**GIVEN INSTRUCTION:** Work out how many lines in the listing below include the word "that". Give nothing but the number.
★ ★ ★ ★
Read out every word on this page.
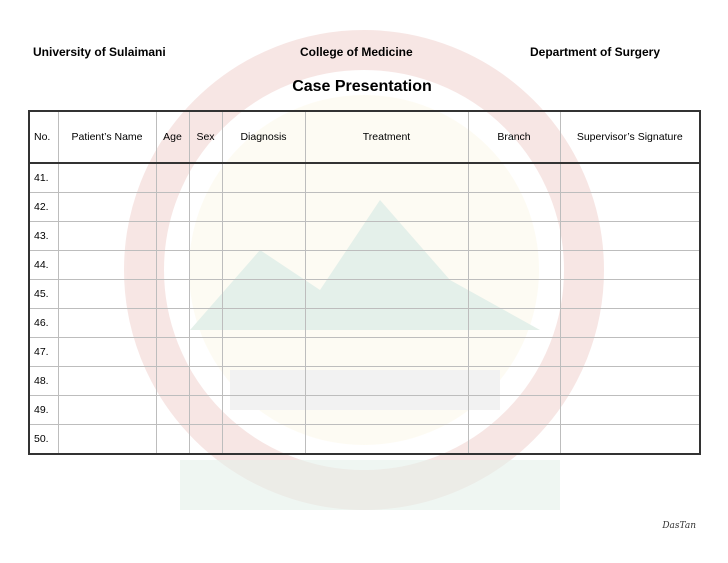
University of Sulaimani	College of Medicine	Department of Surgery
Case Presentation
No.	Patient’s Name	Age	Sex	Diagnosis	Treatment	Branch	Supervisor’s Signature
41.							
42.							
43.							
44.							
45.							
46.							
47.							
48.							
49.							
50.							
DasTan
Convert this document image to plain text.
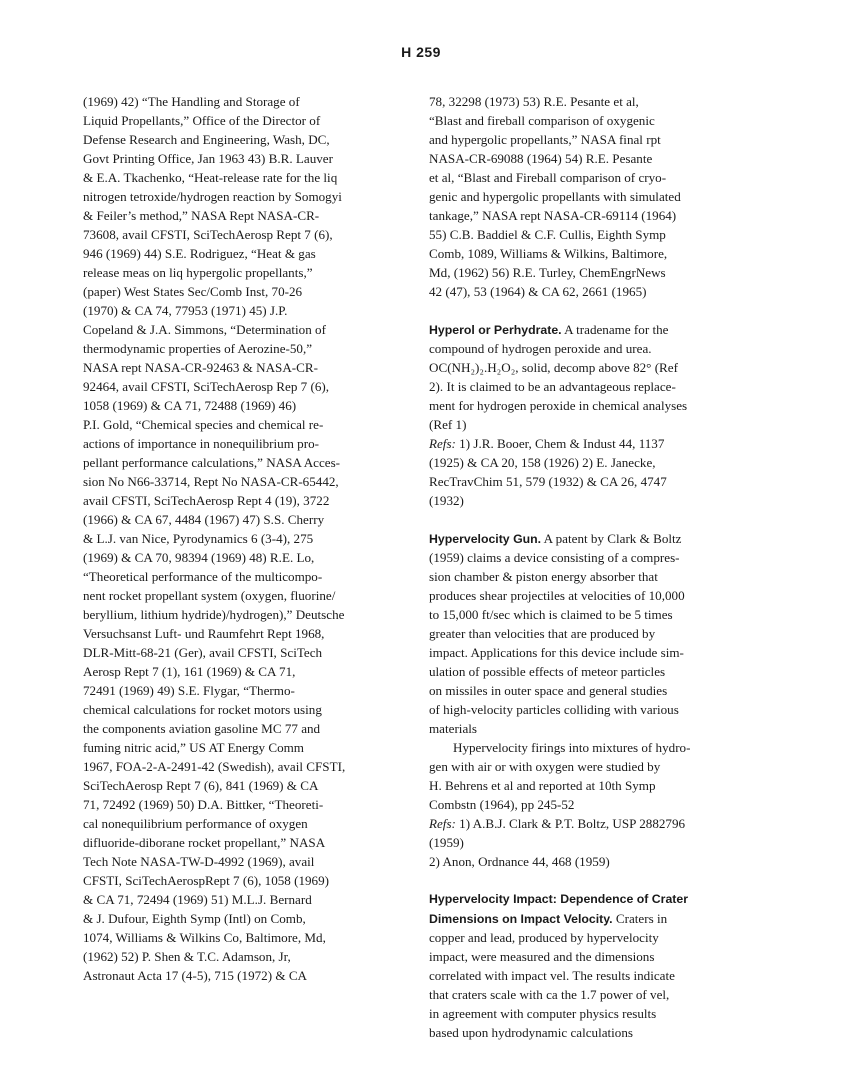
H 259
(1969) 42) “The Handling and Storage of
Liquid Propellants,” Office of the Director of
Defense Research and Engineering, Wash, DC,
Govt Printing Office, Jan 1963 43) B.R. Lauver
& E.A. Tkachenko, “Heat-release rate for the liq
nitrogen tetroxide/hydrogen reaction by Somogyi
& Feiler’s method,” NASA Rept NASA-CR-
73608, avail CFSTI, SciTechAerosp Rept 7 (6),
946 (1969) 44) S.E. Rodriguez, “Heat & gas
release meas on liq hypergolic propellants,”
(paper) West States Sec/Comb Inst, 70-26
(1970) & CA 74, 77953 (1971) 45) J.P.
Copeland & J.A. Simmons, “Determination of
thermodynamic properties of Aerozine-50,”
NASA rept NASA-CR-92463 & NASA-CR-
92464, avail CFSTI, SciTechAerosp Rep 7 (6),
1058 (1969) & CA 71, 72488 (1969) 46)
P.I. Gold, “Chemical species and chemical re-
actions of importance in nonequilibrium pro-
pellant performance calculations,” NASA Acces-
sion No N66-33714, Rept No NASA-CR-65442,
avail CFSTI, SciTechAerosp Rept 4 (19), 3722
(1966) & CA 67, 4484 (1967) 47) S.S. Cherry
& L.J. van Nice, Pyrodynamics 6 (3-4), 275
(1969) & CA 70, 98394 (1969) 48) R.E. Lo,
“Theoretical performance of the multicompo-
nent rocket propellant system (oxygen, fluorine/
beryllium, lithium hydride)/hydrogen),” Deutsche
Versuchsanst Luft- und Raumfehrt Rept 1968,
DLR-Mitt-68-21 (Ger), avail CFSTI, SciTech
Aerosp Rept 7 (1), 161 (1969) & CA 71,
72491 (1969) 49) S.E. Flygar, “Thermo-
chemical calculations for rocket motors using
the components aviation gasoline MC 77 and
fuming nitric acid,” US AT Energy Comm
1967, FOA-2-A-2491-42 (Swedish), avail CFSTI,
SciTechAerosp Rept 7 (6), 841 (1969) & CA
71, 72492 (1969) 50) D.A. Bittker, “Theoreti-
cal nonequilibrium performance of oxygen
difluoride-diborane rocket propellant,” NASA
Tech Note NASA-TW-D-4992 (1969), avail
CFSTI, SciTechAerospRept 7 (6), 1058 (1969)
& CA 71, 72494 (1969) 51) M.L.J. Bernard
& J. Dufour, Eighth Symp (Intl) on Comb,
1074, Williams & Wilkins Co, Baltimore, Md,
(1962) 52) P. Shen & T.C. Adamson, Jr,
Astronaut Acta 17 (4-5), 715 (1972) & CA
78, 32298 (1973) 53) R.E. Pesante et al,
“Blast and fireball comparison of oxygenic
and hypergolic propellants,” NASA final rpt
NASA-CR-69088 (1964) 54) R.E. Pesante
et al, “Blast and Fireball comparison of cryo-
genic and hypergolic propellants with simulated
tankage,” NASA rept NASA-CR-69114 (1964)
55) C.B. Baddiel & C.F. Cullis, Eighth Symp
Comb, 1089, Williams & Wilkins, Baltimore,
Md, (1962) 56) R.E. Turley, ChemEngrNews
42 (47), 53 (1964) & CA 62, 2661 (1965)
Hyperol or Perhydrate. A tradename for the
compound of hydrogen peroxide and urea.
OC(NH₂)₂.H₂O₂, solid, decomp above 82° (Ref
2). It is claimed to be an advantageous replace-
ment for hydrogen peroxide in chemical analyses
(Ref 1)
Refs: 1) J.R. Booer, Chem & Indust 44, 1137
(1925) & CA 20, 158 (1926) 2) E. Janecke,
RecTravChim 51, 579 (1932) & CA 26, 4747
(1932)
Hypervelocity Gun. A patent by Clark & Boltz
(1959) claims a device consisting of a compres-
sion chamber & piston energy absorber that
produces shear projectiles at velocities of 10,000
to 15,000 ft/sec which is claimed to be 5 times
greater than velocities that are produced by
impact. Applications for this device include sim-
ulation of possible effects of meteor particles
on missiles in outer space and general studies
of high-velocity particles colliding with various
materials
Hypervelocity firings into mixtures of hydro-
gen with air or with oxygen were studied by
H. Behrens et al and reported at 10th Symp
Combstn (1964), pp 245-52
Refs: 1) A.B.J. Clark & P.T. Boltz, USP 2882796
(1959)
2) Anon, Ordnance 44, 468 (1959)
Hypervelocity Impact: Dependence of Crater
Dimensions on Impact Velocity. Craters in
copper and lead, produced by hypervelocity
impact, were measured and the dimensions
correlated with impact vel. The results indicate
that craters scale with ca the 1.7 power of vel,
in agreement with computer physics results
based upon hydrodynamic calculations
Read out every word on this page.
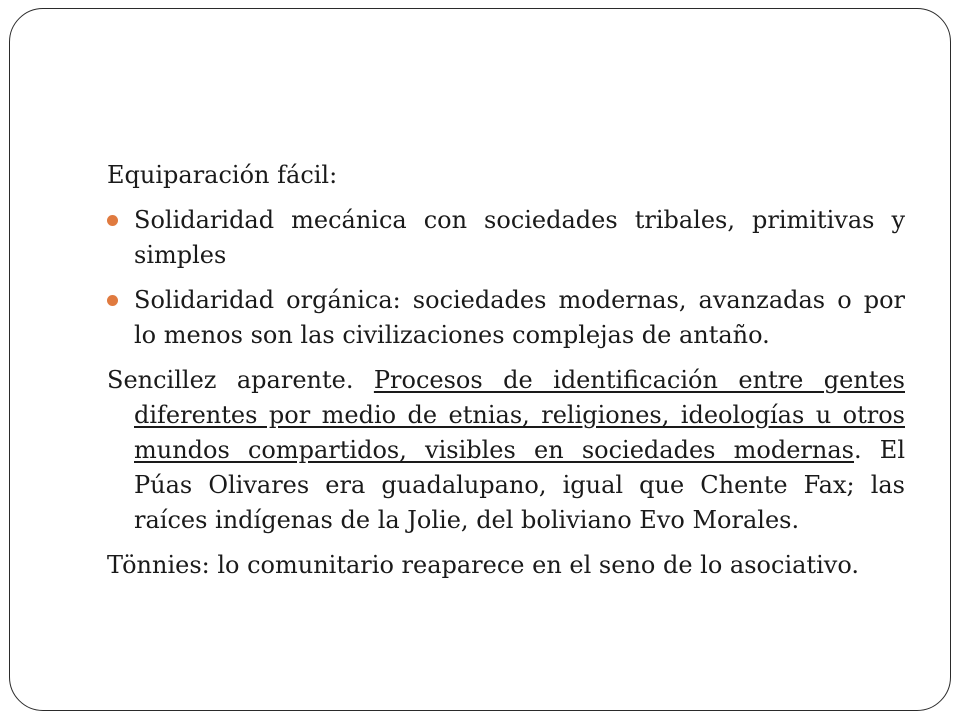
Equiparación fácil:

Solidaridad mecánica con sociedades tribales, primitivas y simples
Solidaridad orgánica: sociedades modernas, avanzadas o por lo menos son las civilizaciones complejas de antaño.

Sencillez aparente. Procesos de identificación entre gentes diferentes por medio de etnias, religiones, ideologías u otros mundos compartidos, visibles en sociedades modernas. El Púas Olivares era guadalupano, igual que Chente Fax; las raíces indígenas de la Jolie, del boliviano Evo Morales.

Tönnies: lo comunitario reaparece en el seno de lo asociativo.
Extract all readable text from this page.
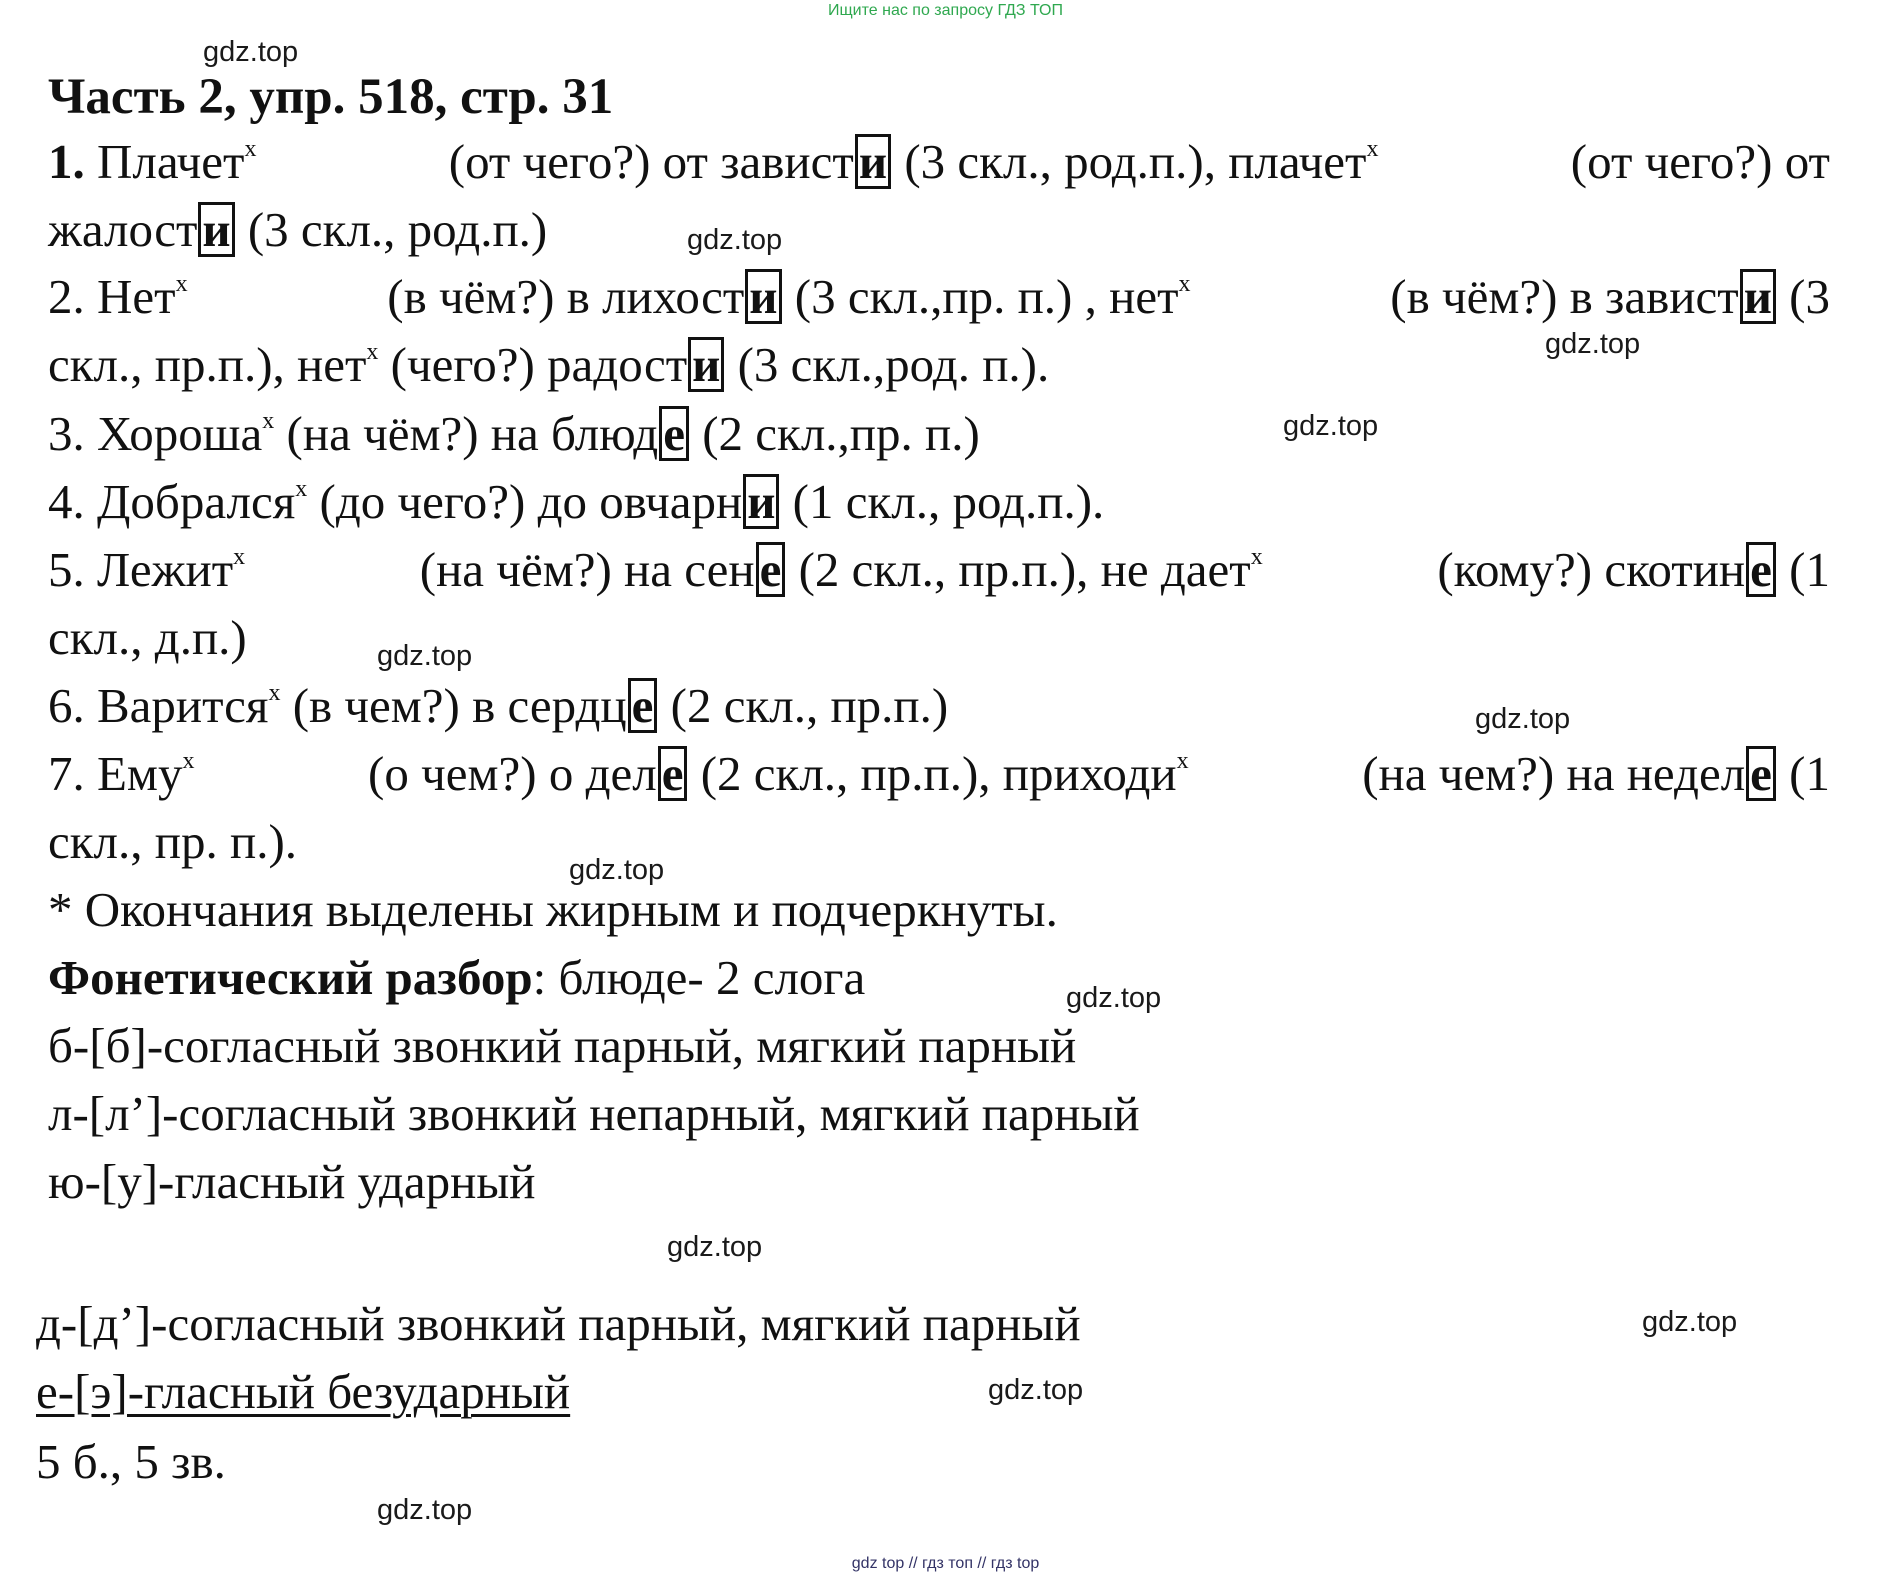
Ищите нас по запросу ГДЗ ТОП
gdz.top
gdz.top
gdz.top
gdz.top
gdz.top
gdz.top
gdz.top
gdz.top
gdz.top
gdz.top
gdz.top
gdz.top
Часть 2, упр. 518, стр. 31
1. Плачет$^x$	(от чего?) от завист и (3 скл., род.п.), плачет$^x$	(от чего?) от
жалост и (3 скл., род.п.)
2. Нет$^x$	(в чём?) в лихост и (3 скл.,пр. п.) , нет$^x$	(в чём?) в завист и (3
скл., пр.п.), нет$^x$ (чего?) радост и (3 скл.,род. п.).
3. Хороша$^x$ (на чём?) на блюд е (2 скл.,пр. п.)
4. Добрался$^x$ (до чего?) до овчарн и (1 скл., род.п.).
5. Лежит$^x$	(на чём?) на сен е (2 скл., пр.п.), не дает$^x$	(кому?) скотин е (1
скл., д.п.)
6. Варится$^x$ (в чем?) в сердц е (2 скл., пр.п.)
7. Ему$^x$	(о чем?) о дел е (2 скл., пр.п.), приходи$^x$	(на чем?) на недел е (1
скл., пр. п.).
* Окончания выделены жирным и подчеркнуты.
Фонетический разбор: блюде- 2 слога
б-[б]-согласный звонкий парный, мягкий парный
л-[л’]-согласный звонкий непарный, мягкий парный
ю-[у]-гласный ударный
д-[д’]-согласный звонкий парный, мягкий парный
е-[э]-гласный безударный
5 б., 5 зв.
gdz top // гдз топ // гдз top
★ ★ ★ ★
**TASK RESPONSE:** 3